• What the task asks
Lines containing the word "CERTIFICATE" are the ones to copy from the records below.

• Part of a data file
+ + + + +

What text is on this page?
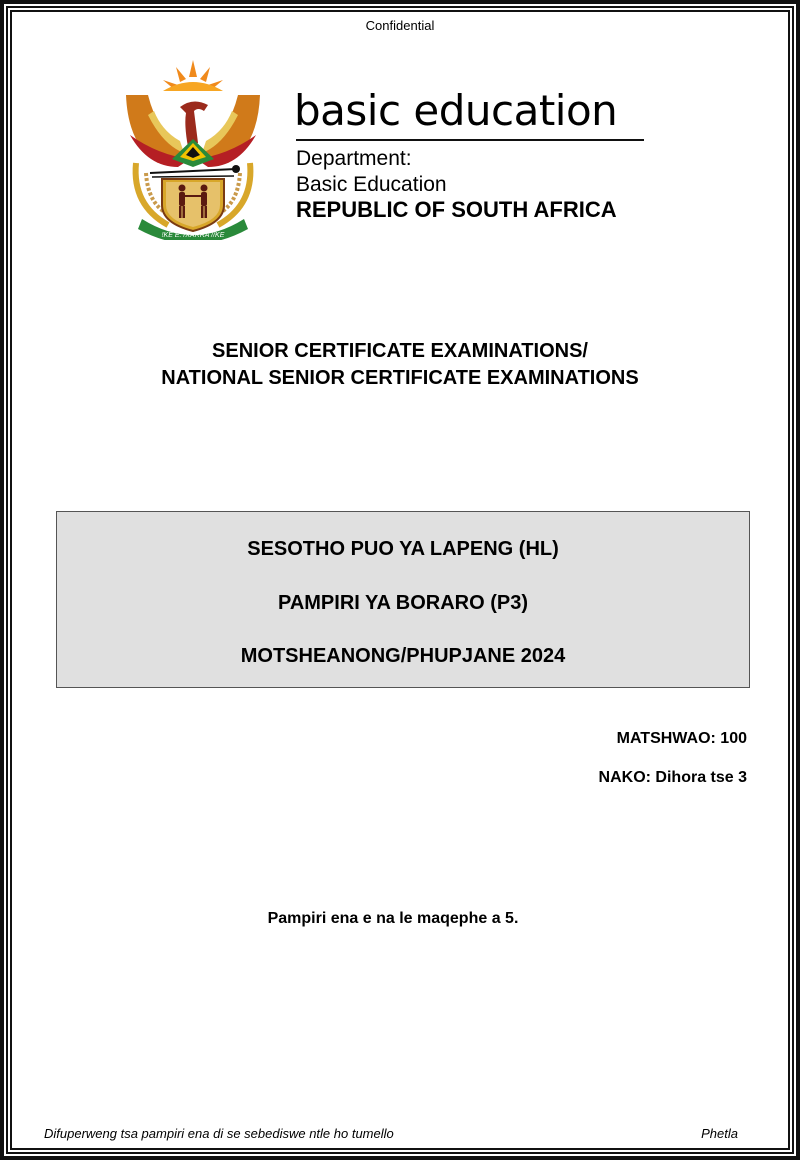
Confidential
!KE E: /XARRA //KE
basic education
Department:
Basic Education
REPUBLIC OF SOUTH AFRICA
SENIOR CERTIFICATE EXAMINATIONS/
NATIONAL SENIOR CERTIFICATE EXAMINATIONS
SESOTHO PUO YA LAPENG (HL)
PAMPIRI YA BORARO (P3)
MOTSHEANONG/PHUPJANE 2024
MATSHWAO: 100
NAKO: Dihora tse 3
Pampiri ena e na le maqephe a 5.
Difuperweng tsa pampiri ena di se sebediswe ntle ho tumello	Phetla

+ + + + +

• Result of this exercise
SENIOR CERTIFICATE EXAMINATIONS/
NATIONAL SENIOR CERTIFICATE EXAMINATIONS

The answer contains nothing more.